Copy out each line that mentions the word "this".

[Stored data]
= = = = =

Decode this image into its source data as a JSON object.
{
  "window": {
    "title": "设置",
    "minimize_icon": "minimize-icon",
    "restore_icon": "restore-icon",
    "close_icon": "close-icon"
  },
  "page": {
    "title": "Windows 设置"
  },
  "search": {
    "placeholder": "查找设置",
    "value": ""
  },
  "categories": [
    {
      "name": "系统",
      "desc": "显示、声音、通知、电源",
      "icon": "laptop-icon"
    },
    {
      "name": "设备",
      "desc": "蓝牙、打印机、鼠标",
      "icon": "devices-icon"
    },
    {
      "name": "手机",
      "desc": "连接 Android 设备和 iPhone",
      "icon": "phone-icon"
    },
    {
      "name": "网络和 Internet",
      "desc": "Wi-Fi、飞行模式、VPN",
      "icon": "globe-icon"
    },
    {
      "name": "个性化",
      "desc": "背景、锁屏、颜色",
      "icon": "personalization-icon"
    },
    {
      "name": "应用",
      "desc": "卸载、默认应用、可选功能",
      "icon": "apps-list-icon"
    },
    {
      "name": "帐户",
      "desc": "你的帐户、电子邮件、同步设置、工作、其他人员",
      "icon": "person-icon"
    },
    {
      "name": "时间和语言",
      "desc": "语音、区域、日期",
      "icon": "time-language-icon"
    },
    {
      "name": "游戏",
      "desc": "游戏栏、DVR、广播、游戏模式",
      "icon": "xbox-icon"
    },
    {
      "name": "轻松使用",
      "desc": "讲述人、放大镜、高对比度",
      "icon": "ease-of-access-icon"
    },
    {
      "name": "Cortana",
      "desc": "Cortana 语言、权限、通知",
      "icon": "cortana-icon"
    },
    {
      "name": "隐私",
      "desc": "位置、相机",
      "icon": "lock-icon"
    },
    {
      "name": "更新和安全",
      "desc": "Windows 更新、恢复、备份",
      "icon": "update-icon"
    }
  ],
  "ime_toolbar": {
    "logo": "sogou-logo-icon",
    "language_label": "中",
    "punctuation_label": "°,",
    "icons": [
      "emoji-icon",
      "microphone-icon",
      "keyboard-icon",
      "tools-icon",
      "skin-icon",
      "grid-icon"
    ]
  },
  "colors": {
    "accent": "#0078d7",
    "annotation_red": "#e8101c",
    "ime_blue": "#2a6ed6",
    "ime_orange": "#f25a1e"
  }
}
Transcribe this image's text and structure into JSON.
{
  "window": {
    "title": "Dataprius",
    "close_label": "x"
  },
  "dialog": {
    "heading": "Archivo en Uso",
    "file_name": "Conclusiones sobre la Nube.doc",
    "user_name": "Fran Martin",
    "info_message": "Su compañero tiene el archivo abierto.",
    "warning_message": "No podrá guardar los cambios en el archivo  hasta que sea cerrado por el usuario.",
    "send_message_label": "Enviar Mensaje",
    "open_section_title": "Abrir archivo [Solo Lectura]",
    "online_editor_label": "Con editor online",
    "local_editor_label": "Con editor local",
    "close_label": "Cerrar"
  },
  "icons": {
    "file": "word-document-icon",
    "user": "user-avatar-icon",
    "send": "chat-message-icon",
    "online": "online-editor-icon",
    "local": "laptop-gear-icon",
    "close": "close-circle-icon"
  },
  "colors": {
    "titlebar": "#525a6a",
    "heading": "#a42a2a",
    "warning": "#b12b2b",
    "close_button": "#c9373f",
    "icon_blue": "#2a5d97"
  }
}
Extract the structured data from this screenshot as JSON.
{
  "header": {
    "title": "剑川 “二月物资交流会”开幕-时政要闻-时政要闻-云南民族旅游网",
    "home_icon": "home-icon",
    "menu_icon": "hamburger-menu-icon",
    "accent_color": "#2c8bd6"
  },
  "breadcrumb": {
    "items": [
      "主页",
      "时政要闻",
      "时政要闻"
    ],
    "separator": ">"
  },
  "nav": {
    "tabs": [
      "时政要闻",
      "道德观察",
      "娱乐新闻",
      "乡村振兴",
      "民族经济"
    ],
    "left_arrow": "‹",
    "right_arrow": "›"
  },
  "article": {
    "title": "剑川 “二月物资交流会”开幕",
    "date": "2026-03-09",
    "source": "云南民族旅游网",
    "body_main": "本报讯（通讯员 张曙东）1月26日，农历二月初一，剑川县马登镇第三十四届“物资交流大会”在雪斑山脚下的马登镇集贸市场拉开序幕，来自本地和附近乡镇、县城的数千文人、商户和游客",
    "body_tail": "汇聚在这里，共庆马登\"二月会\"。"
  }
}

= = = = =

# CORRECT OUTPUT
Decode this image into its source data as a JSON object.
Transcribe this image's text and structure into JSON.
Extract the structured data from this screenshot as JSON.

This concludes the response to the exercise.